**REQUIREMENTS**
Copy the items word for word, starting at the first line and ending with the line that contains "- county-border: [0, 159, 331, 201]".

[Item position entries]
____
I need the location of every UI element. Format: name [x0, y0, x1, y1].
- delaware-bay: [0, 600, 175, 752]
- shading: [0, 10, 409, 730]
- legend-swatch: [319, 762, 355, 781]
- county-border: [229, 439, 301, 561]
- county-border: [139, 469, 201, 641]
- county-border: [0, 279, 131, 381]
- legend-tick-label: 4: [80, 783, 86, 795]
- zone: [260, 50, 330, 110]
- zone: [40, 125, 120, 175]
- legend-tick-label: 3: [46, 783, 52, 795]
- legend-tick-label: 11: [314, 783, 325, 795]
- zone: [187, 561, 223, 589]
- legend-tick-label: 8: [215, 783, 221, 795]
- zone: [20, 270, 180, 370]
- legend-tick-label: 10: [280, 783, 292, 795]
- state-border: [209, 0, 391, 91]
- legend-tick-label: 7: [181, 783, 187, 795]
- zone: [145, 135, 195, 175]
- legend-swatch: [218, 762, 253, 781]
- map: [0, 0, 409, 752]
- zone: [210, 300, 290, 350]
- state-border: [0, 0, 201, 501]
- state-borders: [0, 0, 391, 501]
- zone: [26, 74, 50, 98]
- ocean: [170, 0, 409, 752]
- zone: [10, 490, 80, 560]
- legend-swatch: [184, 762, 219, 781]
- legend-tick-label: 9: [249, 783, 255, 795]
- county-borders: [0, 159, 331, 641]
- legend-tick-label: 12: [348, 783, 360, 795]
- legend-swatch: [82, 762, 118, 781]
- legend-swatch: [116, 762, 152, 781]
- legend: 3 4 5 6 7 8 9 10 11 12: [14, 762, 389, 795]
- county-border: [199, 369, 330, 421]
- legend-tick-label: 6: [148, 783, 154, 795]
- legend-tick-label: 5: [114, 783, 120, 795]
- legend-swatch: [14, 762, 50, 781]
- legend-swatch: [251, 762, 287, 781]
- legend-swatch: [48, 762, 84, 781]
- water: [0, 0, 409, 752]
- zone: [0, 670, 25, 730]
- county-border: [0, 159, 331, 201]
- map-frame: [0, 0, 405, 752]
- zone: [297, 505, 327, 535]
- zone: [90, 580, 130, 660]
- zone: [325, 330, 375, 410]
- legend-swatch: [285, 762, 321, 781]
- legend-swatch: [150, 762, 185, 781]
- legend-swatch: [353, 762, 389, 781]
____
**CORRECT ANSWER**
I need the location of every UI element. Format: name [x0, y0, x1, y1].
- delaware-bay: [0, 600, 175, 752]
- shading: [0, 10, 409, 730]
- legend-swatch: [319, 762, 355, 781]
- county-border: [229, 439, 301, 561]
- county-border: [139, 469, 201, 641]
- county-border: [0, 279, 131, 381]
- legend-tick-label: 4: [80, 783, 86, 795]
- zone: [260, 50, 330, 110]
- zone: [40, 125, 120, 175]
- legend-tick-label: 3: [46, 783, 52, 795]
- legend-tick-label: 11: [314, 783, 325, 795]
- zone: [187, 561, 223, 589]
- legend-tick-label: 8: [215, 783, 221, 795]
- zone: [20, 270, 180, 370]
- legend-tick-label: 10: [280, 783, 292, 795]
- state-border: [209, 0, 391, 91]
- legend-tick-label: 7: [181, 783, 187, 795]
- zone: [145, 135, 195, 175]
- legend-swatch: [218, 762, 253, 781]
- map: [0, 0, 409, 752]
- zone: [210, 300, 290, 350]
- state-border: [0, 0, 201, 501]
- state-borders: [0, 0, 391, 501]
- zone: [26, 74, 50, 98]
- ocean: [170, 0, 409, 752]
- zone: [10, 490, 80, 560]
- legend-swatch: [184, 762, 219, 781]
- legend-tick-label: 9: [249, 783, 255, 795]
- county-borders: [0, 159, 331, 641]
- legend-tick-label: 12: [348, 783, 360, 795]
- legend-swatch: [82, 762, 118, 781]
- legend-swatch: [116, 762, 152, 781]
- legend: 3 4 5 6 7 8 9 10 11 12: [14, 762, 389, 795]
- county-border: [199, 369, 330, 421]
- legend-tick-label: 6: [148, 783, 154, 795]
- legend-tick-label: 5: [114, 783, 120, 795]
- legend-swatch: [14, 762, 50, 781]
- legend-swatch: [251, 762, 287, 781]
- legend-swatch: [48, 762, 84, 781]
- water: [0, 0, 409, 752]
- zone: [0, 670, 25, 730]
- county-border: [0, 159, 331, 201]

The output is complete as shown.